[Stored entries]
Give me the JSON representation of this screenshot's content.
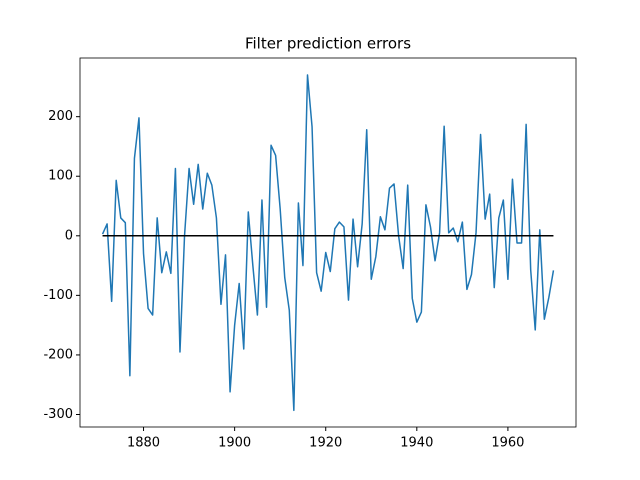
{
  "chart_data": {
    "type": "line",
    "title": "Filter prediction errors",
    "x": [
      1871,
      1872,
      1873,
      1874,
      1875,
      1876,
      1877,
      1878,
      1879,
      1880,
      1881,
      1882,
      1883,
      1884,
      1885,
      1886,
      1887,
      1888,
      1889,
      1890,
      1891,
      1892,
      1893,
      1894,
      1895,
      1896,
      1897,
      1898,
      1899,
      1900,
      1901,
      1902,
      1903,
      1904,
      1905,
      1906,
      1907,
      1908,
      1909,
      1910,
      1911,
      1912,
      1913,
      1914,
      1915,
      1916,
      1917,
      1918,
      1919,
      1920,
      1921,
      1922,
      1923,
      1924,
      1925,
      1926,
      1927,
      1928,
      1929,
      1930,
      1931,
      1932,
      1933,
      1934,
      1935,
      1936,
      1937,
      1938,
      1939,
      1940,
      1941,
      1942,
      1943,
      1944,
      1945,
      1946,
      1947,
      1948,
      1949,
      1950,
      1951,
      1952,
      1953,
      1954,
      1955,
      1956,
      1957,
      1958,
      1959,
      1960,
      1961,
      1962,
      1963,
      1964,
      1965,
      1966,
      1967,
      1968,
      1969,
      1970
    ],
    "series": [
      {
        "color": "#1f77b4",
        "values": [
          3,
          20,
          -110,
          93,
          30,
          22,
          -235,
          130,
          198,
          -30,
          -122,
          -133,
          30,
          -62,
          -27,
          -63,
          113,
          -195,
          0,
          113,
          53,
          120,
          45,
          105,
          85,
          30,
          -115,
          -32,
          -262,
          -150,
          -80,
          -190,
          40,
          -50,
          -133,
          60,
          -120,
          152,
          135,
          45,
          -70,
          -125,
          -293,
          55,
          -50,
          270,
          183,
          -62,
          -93,
          -28,
          -60,
          12,
          23,
          15,
          -108,
          28,
          -52,
          20,
          178,
          -73,
          -35,
          32,
          10,
          80,
          87,
          0,
          -55,
          85,
          -105,
          -145,
          -128,
          52,
          15,
          -42,
          5,
          184,
          5,
          13,
          -10,
          23,
          -90,
          -65,
          5,
          170,
          28,
          70,
          -87,
          30,
          60,
          -73,
          95,
          -12,
          -12,
          187,
          -57,
          -158,
          10,
          -140,
          -103,
          -58
        ]
      }
    ],
    "hline": {
      "y": 0,
      "color": "#000000"
    },
    "xlim": [
      1866.05,
      1974.95
    ],
    "ylim": [
      -321,
      298.5
    ],
    "xticks": [
      1880,
      1900,
      1920,
      1940,
      1960
    ],
    "yticks": [
      -300,
      -200,
      -100,
      0,
      100,
      200
    ]
  }
}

## Short task
Make an exact copy of every entry above, minus the images.

## Solution to the problem
Give me the JSON representation of this screenshot's content.
{
  "chart_data": {
    "type": "line",
    "title": "Filter prediction errors",
    "x": [
      1871,
      1872,
      1873,
      1874,
      1875,
      1876,
      1877,
      1878,
      1879,
      1880,
      1881,
      1882,
      1883,
      1884,
      1885,
      1886,
      1887,
      1888,
      1889,
      1890,
      1891,
      1892,
      1893,
      1894,
      1895,
      1896,
      1897,
      1898,
      1899,
      1900,
      1901,
      1902,
      1903,
      1904,
      1905,
      1906,
      1907,
      1908,
      1909,
      1910,
      1911,
      1912,
      1913,
      1914,
      1915,
      1916,
      1917,
      1918,
      1919,
      1920,
      1921,
      1922,
      1923,
      1924,
      1925,
      1926,
      1927,
      1928,
      1929,
      1930,
      1931,
      1932,
      1933,
      1934,
      1935,
      1936,
      1937,
      1938,
      1939,
      1940,
      1941,
      1942,
      1943,
      1944,
      1945,
      1946,
      1947,
      1948,
      1949,
      1950,
      1951,
      1952,
      1953,
      1954,
      1955,
      1956,
      1957,
      1958,
      1959,
      1960,
      1961,
      1962,
      1963,
      1964,
      1965,
      1966,
      1967,
      1968,
      1969,
      1970
    ],
    "series": [
      {
        "color": "#1f77b4",
        "values": [
          3,
          20,
          -110,
          93,
          30,
          22,
          -235,
          130,
          198,
          -30,
          -122,
          -133,
          30,
          -62,
          -27,
          -63,
          113,
          -195,
          0,
          113,
          53,
          120,
          45,
          105,
          85,
          30,
          -115,
          -32,
          -262,
          -150,
          -80,
          -190,
          40,
          -50,
          -133,
          60,
          -120,
          152,
          135,
          45,
          -70,
          -125,
          -293,
          55,
          -50,
          270,
          183,
          -62,
          -93,
          -28,
          -60,
          12,
          23,
          15,
          -108,
          28,
          -52,
          20,
          178,
          -73,
          -35,
          32,
          10,
          80,
          87,
          0,
          -55,
          85,
          -105,
          -145,
          -128,
          52,
          15,
          -42,
          5,
          184,
          5,
          13,
          -10,
          23,
          -90,
          -65,
          5,
          170,
          28,
          70,
          -87,
          30,
          60,
          -73,
          95,
          -12,
          -12,
          187,
          -57,
          -158,
          10,
          -140,
          -103,
          -58
        ]
      }
    ],
    "hline": {
      "y": 0,
      "color": "#000000"
    },
    "xlim": [
      1866.05,
      1974.95
    ],
    "ylim": [
      -321,
      298.5
    ],
    "xticks": [
      1880,
      1900,
      1920,
      1940,
      1960
    ],
    "yticks": [
      -300,
      -200,
      -100,
      0,
      100,
      200
    ]
  }
}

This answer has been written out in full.